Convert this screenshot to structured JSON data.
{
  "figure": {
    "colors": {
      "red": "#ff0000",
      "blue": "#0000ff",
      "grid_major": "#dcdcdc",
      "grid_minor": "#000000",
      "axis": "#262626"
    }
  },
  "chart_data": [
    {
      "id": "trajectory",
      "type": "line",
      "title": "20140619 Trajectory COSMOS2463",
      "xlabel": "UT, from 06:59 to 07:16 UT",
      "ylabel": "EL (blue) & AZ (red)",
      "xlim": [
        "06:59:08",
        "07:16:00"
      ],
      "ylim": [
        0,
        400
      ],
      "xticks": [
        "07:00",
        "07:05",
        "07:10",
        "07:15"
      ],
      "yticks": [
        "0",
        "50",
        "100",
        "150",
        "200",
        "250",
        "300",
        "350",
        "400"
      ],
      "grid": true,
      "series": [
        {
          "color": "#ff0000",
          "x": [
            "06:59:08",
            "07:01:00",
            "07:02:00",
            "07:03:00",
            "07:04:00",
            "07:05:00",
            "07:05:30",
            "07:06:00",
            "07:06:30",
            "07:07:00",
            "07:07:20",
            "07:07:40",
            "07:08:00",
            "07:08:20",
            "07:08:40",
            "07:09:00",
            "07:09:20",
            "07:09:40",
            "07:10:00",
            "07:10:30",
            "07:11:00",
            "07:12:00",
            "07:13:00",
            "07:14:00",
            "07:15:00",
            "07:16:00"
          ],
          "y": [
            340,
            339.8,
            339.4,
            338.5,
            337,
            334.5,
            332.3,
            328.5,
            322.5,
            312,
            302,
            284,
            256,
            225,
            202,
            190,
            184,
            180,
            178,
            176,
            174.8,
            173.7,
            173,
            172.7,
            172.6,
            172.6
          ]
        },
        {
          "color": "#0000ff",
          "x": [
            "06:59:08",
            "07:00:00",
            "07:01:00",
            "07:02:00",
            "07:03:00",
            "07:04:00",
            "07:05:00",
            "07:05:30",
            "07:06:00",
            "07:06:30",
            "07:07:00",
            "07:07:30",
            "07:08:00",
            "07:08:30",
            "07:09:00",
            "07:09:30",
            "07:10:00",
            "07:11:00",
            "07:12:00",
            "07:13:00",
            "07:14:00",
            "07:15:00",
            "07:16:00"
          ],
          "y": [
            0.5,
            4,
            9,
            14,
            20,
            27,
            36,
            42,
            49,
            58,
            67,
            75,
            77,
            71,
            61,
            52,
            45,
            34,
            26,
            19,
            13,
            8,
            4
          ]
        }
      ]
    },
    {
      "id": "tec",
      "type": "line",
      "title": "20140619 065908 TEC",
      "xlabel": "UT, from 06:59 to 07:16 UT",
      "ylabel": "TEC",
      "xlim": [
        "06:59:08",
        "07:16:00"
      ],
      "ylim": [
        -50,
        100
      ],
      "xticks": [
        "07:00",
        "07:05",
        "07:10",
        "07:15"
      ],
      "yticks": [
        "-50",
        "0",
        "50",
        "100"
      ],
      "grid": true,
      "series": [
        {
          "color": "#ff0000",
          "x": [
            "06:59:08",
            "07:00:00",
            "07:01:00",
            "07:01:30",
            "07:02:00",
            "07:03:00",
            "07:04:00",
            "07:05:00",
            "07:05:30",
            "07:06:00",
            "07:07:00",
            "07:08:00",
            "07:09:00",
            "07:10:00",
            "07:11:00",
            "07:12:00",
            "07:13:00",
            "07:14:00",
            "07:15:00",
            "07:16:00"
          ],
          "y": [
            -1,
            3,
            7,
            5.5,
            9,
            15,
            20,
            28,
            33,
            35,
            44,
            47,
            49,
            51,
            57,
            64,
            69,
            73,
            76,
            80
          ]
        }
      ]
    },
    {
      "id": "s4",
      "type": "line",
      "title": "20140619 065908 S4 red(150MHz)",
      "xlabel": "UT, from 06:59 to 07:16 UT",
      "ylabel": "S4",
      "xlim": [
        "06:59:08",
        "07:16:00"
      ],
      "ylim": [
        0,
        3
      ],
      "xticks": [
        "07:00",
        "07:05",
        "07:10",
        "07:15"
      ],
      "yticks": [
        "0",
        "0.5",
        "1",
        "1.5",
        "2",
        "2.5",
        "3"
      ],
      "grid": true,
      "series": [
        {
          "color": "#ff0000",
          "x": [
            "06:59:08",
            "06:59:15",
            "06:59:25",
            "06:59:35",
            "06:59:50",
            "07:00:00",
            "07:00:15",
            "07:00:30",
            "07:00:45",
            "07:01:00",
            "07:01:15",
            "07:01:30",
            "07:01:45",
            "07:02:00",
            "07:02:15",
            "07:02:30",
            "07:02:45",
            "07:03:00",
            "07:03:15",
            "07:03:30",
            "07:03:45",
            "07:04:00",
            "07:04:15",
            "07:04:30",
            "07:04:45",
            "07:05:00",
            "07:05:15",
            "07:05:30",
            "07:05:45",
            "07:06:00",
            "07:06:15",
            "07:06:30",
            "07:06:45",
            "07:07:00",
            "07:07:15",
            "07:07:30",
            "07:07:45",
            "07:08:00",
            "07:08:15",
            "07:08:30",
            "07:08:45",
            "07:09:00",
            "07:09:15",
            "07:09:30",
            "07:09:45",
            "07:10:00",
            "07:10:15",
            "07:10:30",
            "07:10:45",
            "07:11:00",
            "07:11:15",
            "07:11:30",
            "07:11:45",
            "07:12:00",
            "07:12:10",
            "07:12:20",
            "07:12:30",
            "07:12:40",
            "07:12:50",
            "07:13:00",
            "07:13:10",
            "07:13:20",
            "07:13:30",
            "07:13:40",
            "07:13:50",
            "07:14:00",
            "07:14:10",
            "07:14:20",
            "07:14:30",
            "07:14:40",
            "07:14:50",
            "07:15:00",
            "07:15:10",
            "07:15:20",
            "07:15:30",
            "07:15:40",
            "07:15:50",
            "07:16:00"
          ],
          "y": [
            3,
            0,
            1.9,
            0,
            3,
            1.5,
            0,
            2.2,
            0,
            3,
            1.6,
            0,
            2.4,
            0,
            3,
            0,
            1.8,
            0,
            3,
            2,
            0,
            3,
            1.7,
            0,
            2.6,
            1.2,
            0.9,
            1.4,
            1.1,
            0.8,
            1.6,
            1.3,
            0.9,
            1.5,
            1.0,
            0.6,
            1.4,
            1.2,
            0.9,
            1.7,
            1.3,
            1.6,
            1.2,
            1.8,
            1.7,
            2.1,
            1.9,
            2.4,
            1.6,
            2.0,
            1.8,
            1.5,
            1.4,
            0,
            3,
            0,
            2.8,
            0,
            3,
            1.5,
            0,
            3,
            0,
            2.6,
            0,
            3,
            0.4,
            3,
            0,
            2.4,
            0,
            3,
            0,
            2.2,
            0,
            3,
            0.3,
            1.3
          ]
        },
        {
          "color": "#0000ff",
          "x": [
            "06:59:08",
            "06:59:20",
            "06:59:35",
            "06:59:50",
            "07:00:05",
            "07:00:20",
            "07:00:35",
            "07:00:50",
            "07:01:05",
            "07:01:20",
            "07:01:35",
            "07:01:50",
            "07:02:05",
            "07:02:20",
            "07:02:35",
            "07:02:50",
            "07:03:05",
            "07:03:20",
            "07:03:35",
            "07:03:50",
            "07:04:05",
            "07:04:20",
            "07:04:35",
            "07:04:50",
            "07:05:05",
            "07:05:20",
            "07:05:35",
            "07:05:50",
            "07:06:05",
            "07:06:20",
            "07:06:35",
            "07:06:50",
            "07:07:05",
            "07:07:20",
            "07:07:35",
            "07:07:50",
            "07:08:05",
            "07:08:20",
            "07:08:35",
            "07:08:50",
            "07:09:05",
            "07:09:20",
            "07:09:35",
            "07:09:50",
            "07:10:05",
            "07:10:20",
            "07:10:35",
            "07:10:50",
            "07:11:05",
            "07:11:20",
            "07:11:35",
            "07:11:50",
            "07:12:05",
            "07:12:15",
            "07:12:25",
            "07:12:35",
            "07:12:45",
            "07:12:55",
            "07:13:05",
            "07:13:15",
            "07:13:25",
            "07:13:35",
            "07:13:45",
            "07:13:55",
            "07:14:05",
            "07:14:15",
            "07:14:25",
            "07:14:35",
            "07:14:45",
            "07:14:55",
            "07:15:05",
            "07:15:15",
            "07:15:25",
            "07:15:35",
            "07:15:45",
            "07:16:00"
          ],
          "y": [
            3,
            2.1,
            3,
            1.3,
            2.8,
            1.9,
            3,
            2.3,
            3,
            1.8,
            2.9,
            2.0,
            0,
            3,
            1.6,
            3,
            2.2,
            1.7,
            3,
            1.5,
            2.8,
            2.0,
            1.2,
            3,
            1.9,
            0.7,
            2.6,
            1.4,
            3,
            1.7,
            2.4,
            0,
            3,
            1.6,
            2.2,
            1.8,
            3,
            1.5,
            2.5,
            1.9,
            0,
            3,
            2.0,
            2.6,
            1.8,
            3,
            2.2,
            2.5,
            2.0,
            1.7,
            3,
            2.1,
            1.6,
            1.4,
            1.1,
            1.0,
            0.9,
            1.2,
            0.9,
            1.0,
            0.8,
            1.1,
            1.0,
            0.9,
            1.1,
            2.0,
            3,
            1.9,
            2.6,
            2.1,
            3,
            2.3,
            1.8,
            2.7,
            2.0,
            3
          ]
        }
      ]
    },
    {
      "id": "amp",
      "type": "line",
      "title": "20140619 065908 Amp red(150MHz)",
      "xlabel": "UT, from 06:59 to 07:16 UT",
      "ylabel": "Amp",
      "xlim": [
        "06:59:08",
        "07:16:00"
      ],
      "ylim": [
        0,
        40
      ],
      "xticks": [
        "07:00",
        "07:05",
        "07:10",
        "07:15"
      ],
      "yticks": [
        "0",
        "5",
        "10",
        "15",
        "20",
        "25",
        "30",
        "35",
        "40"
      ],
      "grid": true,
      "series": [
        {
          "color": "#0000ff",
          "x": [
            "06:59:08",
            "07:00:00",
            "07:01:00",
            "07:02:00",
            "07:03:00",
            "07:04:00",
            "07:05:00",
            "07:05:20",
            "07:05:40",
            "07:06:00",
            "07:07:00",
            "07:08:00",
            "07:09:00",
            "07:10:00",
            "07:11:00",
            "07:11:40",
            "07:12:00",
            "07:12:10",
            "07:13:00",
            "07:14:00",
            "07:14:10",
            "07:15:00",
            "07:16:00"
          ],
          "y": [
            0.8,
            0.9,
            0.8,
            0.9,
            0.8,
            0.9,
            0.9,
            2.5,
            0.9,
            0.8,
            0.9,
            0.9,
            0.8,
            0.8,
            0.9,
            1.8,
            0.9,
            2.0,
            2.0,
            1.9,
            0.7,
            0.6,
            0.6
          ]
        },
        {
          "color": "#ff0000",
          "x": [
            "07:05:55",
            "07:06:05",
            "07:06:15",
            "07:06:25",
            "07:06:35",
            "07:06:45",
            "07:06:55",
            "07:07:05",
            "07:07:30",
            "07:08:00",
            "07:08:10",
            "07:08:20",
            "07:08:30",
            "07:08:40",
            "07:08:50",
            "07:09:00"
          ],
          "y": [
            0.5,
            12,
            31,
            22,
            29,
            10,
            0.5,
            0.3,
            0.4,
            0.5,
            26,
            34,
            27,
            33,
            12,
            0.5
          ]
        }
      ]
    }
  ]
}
= = =
Task goal: Filter out every line that lacks the word "title", and copy the rest.

Reply:
      "title": "20140619 Trajectory COSMOS2463",
      "title": "20140619 065908 TEC",
      "title": "20140619 065908 S4 red(150MHz)",
      "title": "20140619 065908 Amp red(150MHz)",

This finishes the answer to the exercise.